PROMPT:
The listing below should be copied in full, word for word.

+ + +

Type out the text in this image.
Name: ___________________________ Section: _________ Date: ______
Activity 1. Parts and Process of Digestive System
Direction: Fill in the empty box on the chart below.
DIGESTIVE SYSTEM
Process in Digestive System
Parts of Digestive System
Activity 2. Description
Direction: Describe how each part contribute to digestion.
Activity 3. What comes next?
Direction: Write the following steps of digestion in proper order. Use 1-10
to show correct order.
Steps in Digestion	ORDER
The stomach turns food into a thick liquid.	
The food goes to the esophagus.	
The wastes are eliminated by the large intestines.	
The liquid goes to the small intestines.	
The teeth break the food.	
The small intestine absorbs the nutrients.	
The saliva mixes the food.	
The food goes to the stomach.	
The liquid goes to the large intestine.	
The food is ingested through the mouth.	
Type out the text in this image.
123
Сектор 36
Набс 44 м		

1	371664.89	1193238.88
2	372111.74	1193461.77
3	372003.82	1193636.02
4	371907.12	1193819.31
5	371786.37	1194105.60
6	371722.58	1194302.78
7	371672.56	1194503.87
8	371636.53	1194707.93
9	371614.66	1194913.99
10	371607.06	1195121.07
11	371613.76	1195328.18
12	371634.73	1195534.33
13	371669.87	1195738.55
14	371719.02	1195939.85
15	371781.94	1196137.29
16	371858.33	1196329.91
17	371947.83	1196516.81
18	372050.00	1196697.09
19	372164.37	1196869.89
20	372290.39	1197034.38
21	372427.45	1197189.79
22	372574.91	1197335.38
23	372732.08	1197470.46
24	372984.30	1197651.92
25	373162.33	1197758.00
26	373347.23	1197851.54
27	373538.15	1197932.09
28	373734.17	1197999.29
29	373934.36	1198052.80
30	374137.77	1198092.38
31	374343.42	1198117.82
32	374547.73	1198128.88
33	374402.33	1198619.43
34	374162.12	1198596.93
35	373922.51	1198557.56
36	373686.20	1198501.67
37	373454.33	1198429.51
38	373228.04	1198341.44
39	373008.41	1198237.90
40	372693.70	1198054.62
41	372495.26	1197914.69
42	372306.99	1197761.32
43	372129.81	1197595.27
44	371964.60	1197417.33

+ + +

SOLUTION TO THIS EXERCISE:
Type out the text in this image.
Name: ___________________________ Section: _________ Date: ______
Activity 1. Parts and Process of Digestive System
Direction: Fill in the empty box on the chart below.
DIGESTIVE SYSTEM
Process in Digestive System
Parts of Digestive System
Activity 2. Description
Direction: Describe how each part contribute to digestion.
Activity 3. What comes next?
Direction: Write the following steps of digestion in proper order. Use 1-10
to show correct order.
Steps in Digestion	ORDER
The stomach turns food into a thick liquid.	
The food goes to the esophagus.	
The wastes are eliminated by the large intestines.	
The liquid goes to the small intestines.	
The teeth break the food.	
The small intestine absorbs the nutrients.	
The saliva mixes the food.	
The food goes to the stomach.	
The liquid goes to the large intestine.	
The food is ingested through the mouth.	
Type out the text in this image.
123
Сектор 36
Набс 44 м		

1	371664.89	1193238.88
2	372111.74	1193461.77
3	372003.82	1193636.02
4	371907.12	1193819.31
5	371786.37	1194105.60
6	371722.58	1194302.78
7	371672.56	1194503.87
8	371636.53	1194707.93
9	371614.66	1194913.99
10	371607.06	1195121.07
11	371613.76	1195328.18
12	371634.73	1195534.33
13	371669.87	1195738.55
14	371719.02	1195939.85
15	371781.94	1196137.29
16	371858.33	1196329.91
17	371947.83	1196516.81
18	372050.00	1196697.09
19	372164.37	1196869.89
20	372290.39	1197034.38
21	372427.45	1197189.79
22	372574.91	1197335.38
23	372732.08	1197470.46
24	372984.30	1197651.92
25	373162.33	1197758.00
26	373347.23	1197851.54
27	373538.15	1197932.09
28	373734.17	1197999.29
29	373934.36	1198052.80
30	374137.77	1198092.38
31	374343.42	1198117.82
32	374547.73	1198128.88
33	374402.33	1198619.43
34	374162.12	1198596.93
35	373922.51	1198557.56
36	373686.20	1198501.67
37	373454.33	1198429.51
38	373228.04	1198341.44
39	373008.41	1198237.90
40	372693.70	1198054.62
41	372495.26	1197914.69
42	372306.99	1197761.32
43	372129.81	1197595.27
44	371964.60	1197417.33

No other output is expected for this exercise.